'''
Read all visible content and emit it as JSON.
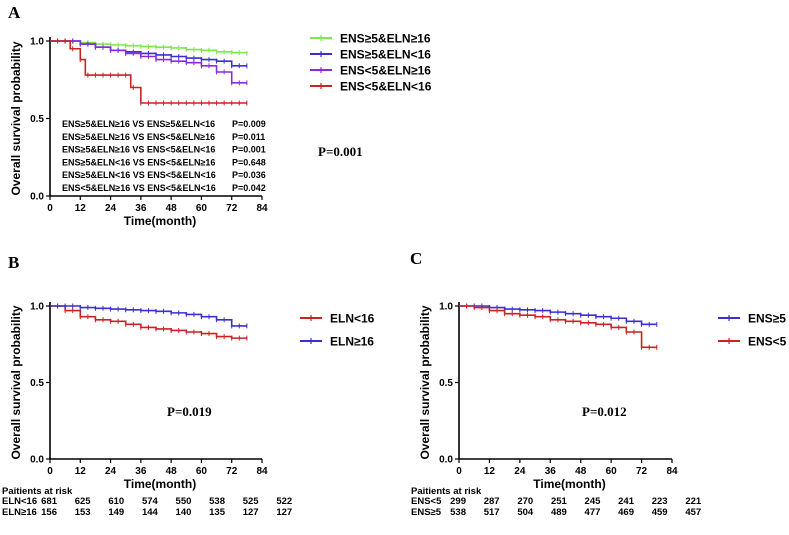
{
  "chart_data": [
    {
      "type": "line",
      "panel": "A",
      "ylabel": "Overall survival probability",
      "xlabel": "Time(month)",
      "xlim": [
        0,
        84
      ],
      "ylim": [
        0,
        1.0
      ],
      "xticks": [
        0,
        12,
        24,
        36,
        48,
        60,
        72,
        84
      ],
      "yticks": [
        0.0,
        0.5,
        1.0
      ],
      "p_value": "P=0.001",
      "legend_position": "right",
      "series": [
        {
          "name": "ENS≥5&ELN≥16",
          "color": "#7ee84a",
          "x": [
            0,
            6,
            12,
            18,
            24,
            30,
            36,
            42,
            48,
            54,
            60,
            66,
            72,
            78
          ],
          "y": [
            1.0,
            1.0,
            0.99,
            0.98,
            0.975,
            0.97,
            0.965,
            0.96,
            0.955,
            0.945,
            0.94,
            0.93,
            0.925,
            0.92
          ]
        },
        {
          "name": "ENS≥5&ELN<16",
          "color": "#3a2fd6",
          "x": [
            0,
            6,
            12,
            18,
            24,
            30,
            36,
            42,
            48,
            54,
            60,
            66,
            72,
            78
          ],
          "y": [
            1.0,
            1.0,
            0.98,
            0.96,
            0.94,
            0.93,
            0.92,
            0.91,
            0.9,
            0.89,
            0.88,
            0.87,
            0.84,
            0.84
          ]
        },
        {
          "name": "ENS<5&ELN≥16",
          "color": "#8a2be2",
          "x": [
            0,
            6,
            12,
            18,
            24,
            30,
            36,
            42,
            48,
            54,
            60,
            66,
            72,
            78
          ],
          "y": [
            1.0,
            1.0,
            0.98,
            0.96,
            0.94,
            0.92,
            0.9,
            0.88,
            0.87,
            0.86,
            0.84,
            0.8,
            0.73,
            0.73
          ]
        },
        {
          "name": "ENS<5&ELN<16",
          "color": "#cc2222",
          "x": [
            0,
            8,
            12,
            14,
            24,
            30,
            32,
            36,
            40,
            48,
            60,
            72,
            78
          ],
          "y": [
            1.0,
            0.95,
            0.88,
            0.78,
            0.78,
            0.78,
            0.7,
            0.6,
            0.6,
            0.6,
            0.6,
            0.6,
            0.6
          ]
        }
      ],
      "comparisons": [
        {
          "label": "ENS≥5&ELN≥16 VS ENS≥5&ELN<16",
          "p": "P=0.009"
        },
        {
          "label": "ENS≥5&ELN≥16 VS ENS<5&ELN≥16",
          "p": "P=0.011"
        },
        {
          "label": "ENS≥5&ELN≥16 VS ENS<5&ELN<16",
          "p": "P=0.001"
        },
        {
          "label": "ENS≥5&ELN<16 VS ENS<5&ELN≥16",
          "p": "P=0.648"
        },
        {
          "label": "ENS≥5&ELN<16 VS ENS<5&ELN<16",
          "p": "P=0.036"
        },
        {
          "label": "ENS<5&ELN≥16 VS ENS<5&ELN<16",
          "p": "P=0.042"
        }
      ]
    },
    {
      "type": "line",
      "panel": "B",
      "ylabel": "Overall survival probability",
      "xlabel": "Time(month)",
      "xlim": [
        0,
        84
      ],
      "ylim": [
        0,
        1.0
      ],
      "xticks": [
        0,
        12,
        24,
        36,
        48,
        60,
        72,
        84
      ],
      "yticks": [
        0.0,
        0.5,
        1.0
      ],
      "p_value": "P=0.019",
      "legend_position": "right",
      "series": [
        {
          "name": "ELN<16",
          "color": "#cc2222",
          "x": [
            0,
            6,
            12,
            18,
            24,
            30,
            36,
            42,
            48,
            54,
            60,
            66,
            72,
            78
          ],
          "y": [
            1.0,
            0.97,
            0.93,
            0.91,
            0.9,
            0.88,
            0.86,
            0.85,
            0.84,
            0.83,
            0.82,
            0.8,
            0.79,
            0.79
          ]
        },
        {
          "name": "ELN≥16",
          "color": "#3a2fd6",
          "x": [
            0,
            6,
            12,
            18,
            24,
            30,
            36,
            42,
            48,
            54,
            60,
            66,
            72,
            78
          ],
          "y": [
            1.0,
            1.0,
            0.99,
            0.985,
            0.98,
            0.975,
            0.97,
            0.965,
            0.955,
            0.945,
            0.93,
            0.91,
            0.87,
            0.87
          ]
        }
      ],
      "risk_table": {
        "title": "Paitients at risk",
        "rows": [
          {
            "label": "ELN<16",
            "values": [
              "681",
              "625",
              "610",
              "574",
              "550",
              "538",
              "525",
              "522"
            ]
          },
          {
            "label": "ELN≥16",
            "values": [
              "156",
              "153",
              "149",
              "144",
              "140",
              "135",
              "127",
              "127"
            ]
          }
        ]
      }
    },
    {
      "type": "line",
      "panel": "C",
      "ylabel": "Overall survival probability",
      "xlabel": "Time(month)",
      "xlim": [
        0,
        84
      ],
      "ylim": [
        0,
        1.0
      ],
      "xticks": [
        0,
        12,
        24,
        36,
        48,
        60,
        72,
        84
      ],
      "yticks": [
        0.0,
        0.5,
        1.0
      ],
      "p_value": "P=0.012",
      "legend_position": "right",
      "series": [
        {
          "name": "ENS≥5",
          "color": "#3a2fd6",
          "x": [
            0,
            6,
            12,
            18,
            24,
            30,
            36,
            42,
            48,
            54,
            60,
            66,
            72,
            78
          ],
          "y": [
            1.0,
            1.0,
            0.99,
            0.98,
            0.975,
            0.97,
            0.96,
            0.95,
            0.94,
            0.93,
            0.92,
            0.9,
            0.88,
            0.88
          ]
        },
        {
          "name": "ENS<5",
          "color": "#cc2222",
          "x": [
            0,
            6,
            12,
            18,
            24,
            30,
            36,
            42,
            48,
            54,
            60,
            66,
            72,
            78
          ],
          "y": [
            1.0,
            0.99,
            0.97,
            0.95,
            0.94,
            0.93,
            0.91,
            0.9,
            0.89,
            0.88,
            0.86,
            0.83,
            0.73,
            0.73
          ]
        }
      ],
      "risk_table": {
        "title": "Paitients at risk",
        "rows": [
          {
            "label": "ENS<5",
            "values": [
              "299",
              "287",
              "270",
              "251",
              "245",
              "241",
              "223",
              "221"
            ]
          },
          {
            "label": "ENS≥5",
            "values": [
              "538",
              "517",
              "504",
              "489",
              "477",
              "469",
              "459",
              "457"
            ]
          }
        ]
      }
    }
  ]
}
'''
Exercise directions:
Repeat each entry exactly. Pictures do not belong in the copy.

Response to the task:
Read all visible content and emit it as JSON.
{
  "chart_data": [
    {
      "type": "line",
      "panel": "A",
      "ylabel": "Overall survival probability",
      "xlabel": "Time(month)",
      "xlim": [
        0,
        84
      ],
      "ylim": [
        0,
        1.0
      ],
      "xticks": [
        0,
        12,
        24,
        36,
        48,
        60,
        72,
        84
      ],
      "yticks": [
        0.0,
        0.5,
        1.0
      ],
      "p_value": "P=0.001",
      "legend_position": "right",
      "series": [
        {
          "name": "ENS≥5&ELN≥16",
          "color": "#7ee84a",
          "x": [
            0,
            6,
            12,
            18,
            24,
            30,
            36,
            42,
            48,
            54,
            60,
            66,
            72,
            78
          ],
          "y": [
            1.0,
            1.0,
            0.99,
            0.98,
            0.975,
            0.97,
            0.965,
            0.96,
            0.955,
            0.945,
            0.94,
            0.93,
            0.925,
            0.92
          ]
        },
        {
          "name": "ENS≥5&ELN<16",
          "color": "#3a2fd6",
          "x": [
            0,
            6,
            12,
            18,
            24,
            30,
            36,
            42,
            48,
            54,
            60,
            66,
            72,
            78
          ],
          "y": [
            1.0,
            1.0,
            0.98,
            0.96,
            0.94,
            0.93,
            0.92,
            0.91,
            0.9,
            0.89,
            0.88,
            0.87,
            0.84,
            0.84
          ]
        },
        {
          "name": "ENS<5&ELN≥16",
          "color": "#8a2be2",
          "x": [
            0,
            6,
            12,
            18,
            24,
            30,
            36,
            42,
            48,
            54,
            60,
            66,
            72,
            78
          ],
          "y": [
            1.0,
            1.0,
            0.98,
            0.96,
            0.94,
            0.92,
            0.9,
            0.88,
            0.87,
            0.86,
            0.84,
            0.8,
            0.73,
            0.73
          ]
        },
        {
          "name": "ENS<5&ELN<16",
          "color": "#cc2222",
          "x": [
            0,
            8,
            12,
            14,
            24,
            30,
            32,
            36,
            40,
            48,
            60,
            72,
            78
          ],
          "y": [
            1.0,
            0.95,
            0.88,
            0.78,
            0.78,
            0.78,
            0.7,
            0.6,
            0.6,
            0.6,
            0.6,
            0.6,
            0.6
          ]
        }
      ],
      "comparisons": [
        {
          "label": "ENS≥5&ELN≥16 VS ENS≥5&ELN<16",
          "p": "P=0.009"
        },
        {
          "label": "ENS≥5&ELN≥16 VS ENS<5&ELN≥16",
          "p": "P=0.011"
        },
        {
          "label": "ENS≥5&ELN≥16 VS ENS<5&ELN<16",
          "p": "P=0.001"
        },
        {
          "label": "ENS≥5&ELN<16 VS ENS<5&ELN≥16",
          "p": "P=0.648"
        },
        {
          "label": "ENS≥5&ELN<16 VS ENS<5&ELN<16",
          "p": "P=0.036"
        },
        {
          "label": "ENS<5&ELN≥16 VS ENS<5&ELN<16",
          "p": "P=0.042"
        }
      ]
    },
    {
      "type": "line",
      "panel": "B",
      "ylabel": "Overall survival probability",
      "xlabel": "Time(month)",
      "xlim": [
        0,
        84
      ],
      "ylim": [
        0,
        1.0
      ],
      "xticks": [
        0,
        12,
        24,
        36,
        48,
        60,
        72,
        84
      ],
      "yticks": [
        0.0,
        0.5,
        1.0
      ],
      "p_value": "P=0.019",
      "legend_position": "right",
      "series": [
        {
          "name": "ELN<16",
          "color": "#cc2222",
          "x": [
            0,
            6,
            12,
            18,
            24,
            30,
            36,
            42,
            48,
            54,
            60,
            66,
            72,
            78
          ],
          "y": [
            1.0,
            0.97,
            0.93,
            0.91,
            0.9,
            0.88,
            0.86,
            0.85,
            0.84,
            0.83,
            0.82,
            0.8,
            0.79,
            0.79
          ]
        },
        {
          "name": "ELN≥16",
          "color": "#3a2fd6",
          "x": [
            0,
            6,
            12,
            18,
            24,
            30,
            36,
            42,
            48,
            54,
            60,
            66,
            72,
            78
          ],
          "y": [
            1.0,
            1.0,
            0.99,
            0.985,
            0.98,
            0.975,
            0.97,
            0.965,
            0.955,
            0.945,
            0.93,
            0.91,
            0.87,
            0.87
          ]
        }
      ],
      "risk_table": {
        "title": "Paitients at risk",
        "rows": [
          {
            "label": "ELN<16",
            "values": [
              "681",
              "625",
              "610",
              "574",
              "550",
              "538",
              "525",
              "522"
            ]
          },
          {
            "label": "ELN≥16",
            "values": [
              "156",
              "153",
              "149",
              "144",
              "140",
              "135",
              "127",
              "127"
            ]
          }
        ]
      }
    },
    {
      "type": "line",
      "panel": "C",
      "ylabel": "Overall survival probability",
      "xlabel": "Time(month)",
      "xlim": [
        0,
        84
      ],
      "ylim": [
        0,
        1.0
      ],
      "xticks": [
        0,
        12,
        24,
        36,
        48,
        60,
        72,
        84
      ],
      "yticks": [
        0.0,
        0.5,
        1.0
      ],
      "p_value": "P=0.012",
      "legend_position": "right",
      "series": [
        {
          "name": "ENS≥5",
          "color": "#3a2fd6",
          "x": [
            0,
            6,
            12,
            18,
            24,
            30,
            36,
            42,
            48,
            54,
            60,
            66,
            72,
            78
          ],
          "y": [
            1.0,
            1.0,
            0.99,
            0.98,
            0.975,
            0.97,
            0.96,
            0.95,
            0.94,
            0.93,
            0.92,
            0.9,
            0.88,
            0.88
          ]
        },
        {
          "name": "ENS<5",
          "color": "#cc2222",
          "x": [
            0,
            6,
            12,
            18,
            24,
            30,
            36,
            42,
            48,
            54,
            60,
            66,
            72,
            78
          ],
          "y": [
            1.0,
            0.99,
            0.97,
            0.95,
            0.94,
            0.93,
            0.91,
            0.9,
            0.89,
            0.88,
            0.86,
            0.83,
            0.73,
            0.73
          ]
        }
      ],
      "risk_table": {
        "title": "Paitients at risk",
        "rows": [
          {
            "label": "ENS<5",
            "values": [
              "299",
              "287",
              "270",
              "251",
              "245",
              "241",
              "223",
              "221"
            ]
          },
          {
            "label": "ENS≥5",
            "values": [
              "538",
              "517",
              "504",
              "489",
              "477",
              "469",
              "459",
              "457"
            ]
          }
        ]
      }
    }
  ]
}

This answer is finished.